((

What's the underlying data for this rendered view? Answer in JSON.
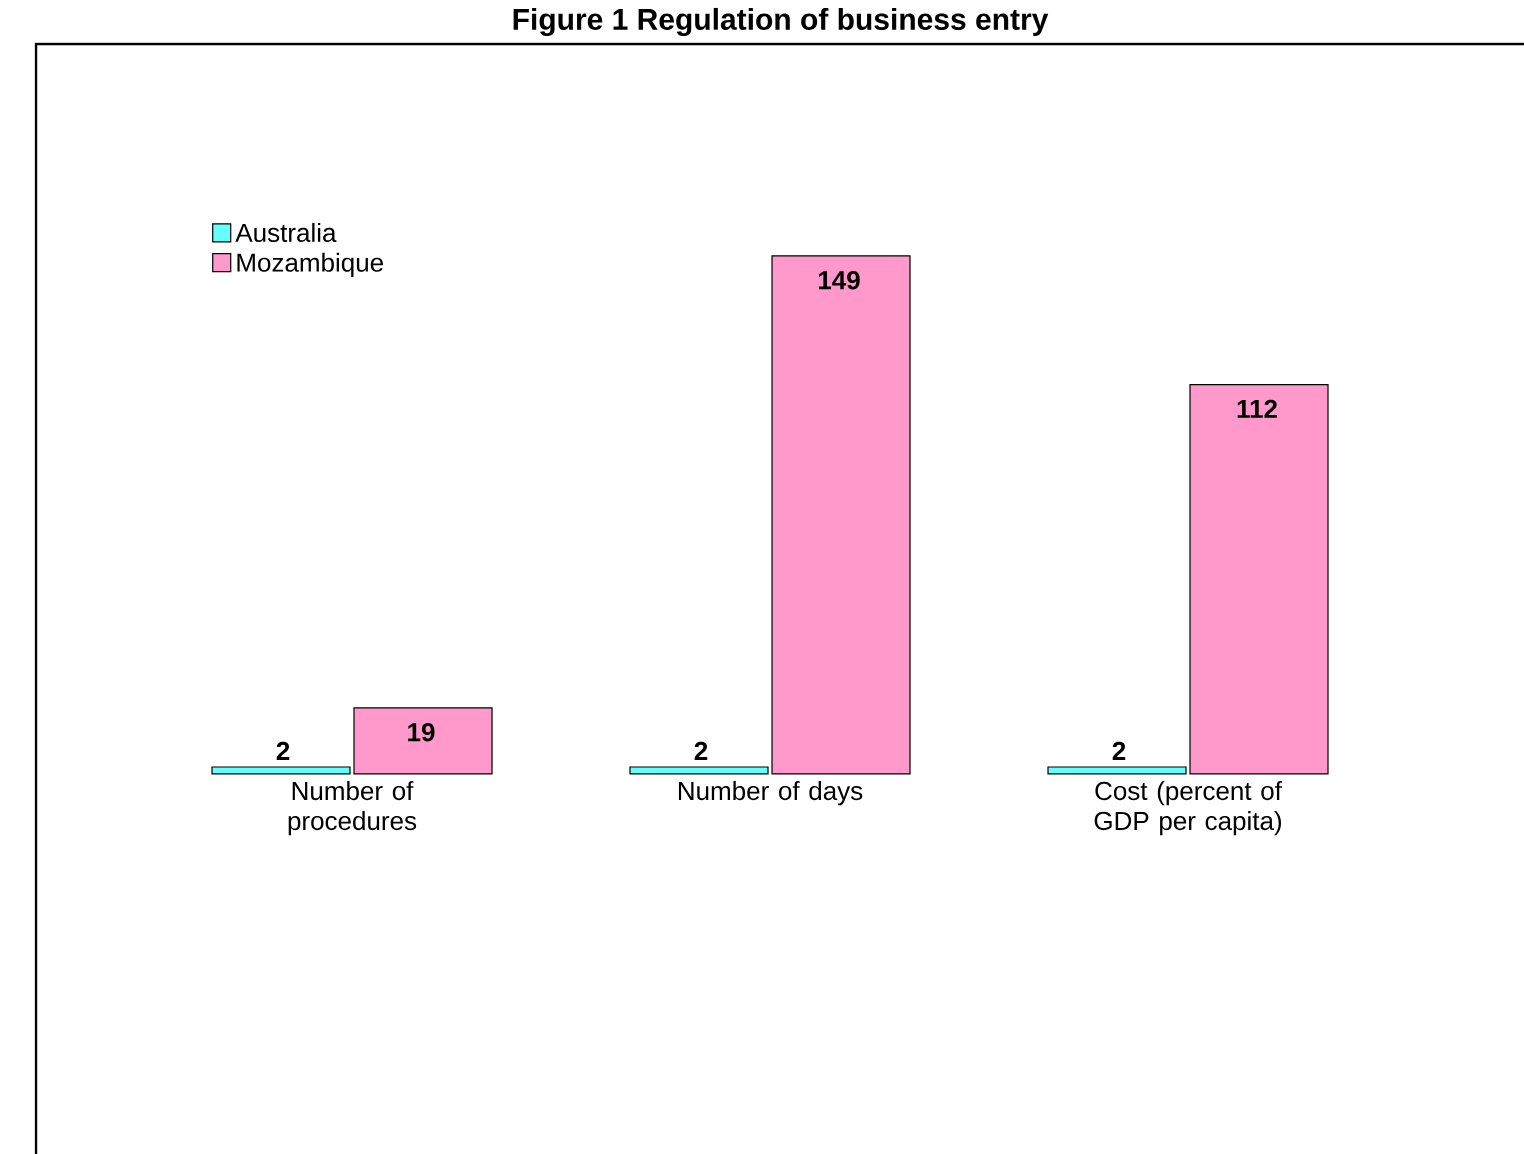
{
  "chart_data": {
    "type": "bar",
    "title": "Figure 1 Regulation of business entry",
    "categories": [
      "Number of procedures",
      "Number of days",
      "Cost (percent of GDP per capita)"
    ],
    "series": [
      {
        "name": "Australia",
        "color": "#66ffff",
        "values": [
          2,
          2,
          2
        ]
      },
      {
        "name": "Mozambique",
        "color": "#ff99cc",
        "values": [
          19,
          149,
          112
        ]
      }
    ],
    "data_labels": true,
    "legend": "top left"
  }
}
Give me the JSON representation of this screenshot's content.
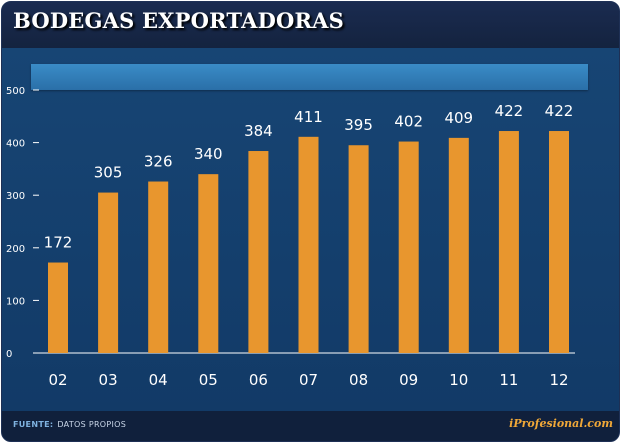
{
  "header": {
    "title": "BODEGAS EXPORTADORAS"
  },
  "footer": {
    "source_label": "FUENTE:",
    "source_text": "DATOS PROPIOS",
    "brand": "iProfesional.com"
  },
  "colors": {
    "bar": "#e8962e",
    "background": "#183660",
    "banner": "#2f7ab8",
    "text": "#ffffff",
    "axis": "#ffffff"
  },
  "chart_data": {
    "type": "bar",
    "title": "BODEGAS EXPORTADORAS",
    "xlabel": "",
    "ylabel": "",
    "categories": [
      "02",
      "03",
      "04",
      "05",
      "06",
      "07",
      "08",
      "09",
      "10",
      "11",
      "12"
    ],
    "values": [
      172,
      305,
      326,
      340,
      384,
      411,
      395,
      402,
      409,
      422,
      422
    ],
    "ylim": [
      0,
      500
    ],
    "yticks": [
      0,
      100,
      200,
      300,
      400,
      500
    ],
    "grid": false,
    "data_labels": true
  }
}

))

» Exercise directions
Transcribe each line above verbatim, with the pictures left out.

» Reply to the task
What's the underlying data for this rendered view? Answer in JSON.
{
  "chart_data": {
    "type": "bar",
    "title": "Figure 1 Regulation of business entry",
    "categories": [
      "Number of procedures",
      "Number of days",
      "Cost (percent of GDP per capita)"
    ],
    "series": [
      {
        "name": "Australia",
        "color": "#66ffff",
        "values": [
          2,
          2,
          2
        ]
      },
      {
        "name": "Mozambique",
        "color": "#ff99cc",
        "values": [
          19,
          149,
          112
        ]
      }
    ],
    "data_labels": true,
    "legend": "top left"
  }
}
Give me the JSON representation of this screenshot's content.
{
  "header": {
    "title": "BODEGAS EXPORTADORAS"
  },
  "footer": {
    "source_label": "FUENTE:",
    "source_text": "DATOS PROPIOS",
    "brand": "iProfesional.com"
  },
  "colors": {
    "bar": "#e8962e",
    "background": "#183660",
    "banner": "#2f7ab8",
    "text": "#ffffff",
    "axis": "#ffffff"
  },
  "chart_data": {
    "type": "bar",
    "title": "BODEGAS EXPORTADORAS",
    "xlabel": "",
    "ylabel": "",
    "categories": [
      "02",
      "03",
      "04",
      "05",
      "06",
      "07",
      "08",
      "09",
      "10",
      "11",
      "12"
    ],
    "values": [
      172,
      305,
      326,
      340,
      384,
      411,
      395,
      402,
      409,
      422,
      422
    ],
    "ylim": [
      0,
      500
    ],
    "yticks": [
      0,
      100,
      200,
      300,
      400,
      500
    ],
    "grid": false,
    "data_labels": true
  }
}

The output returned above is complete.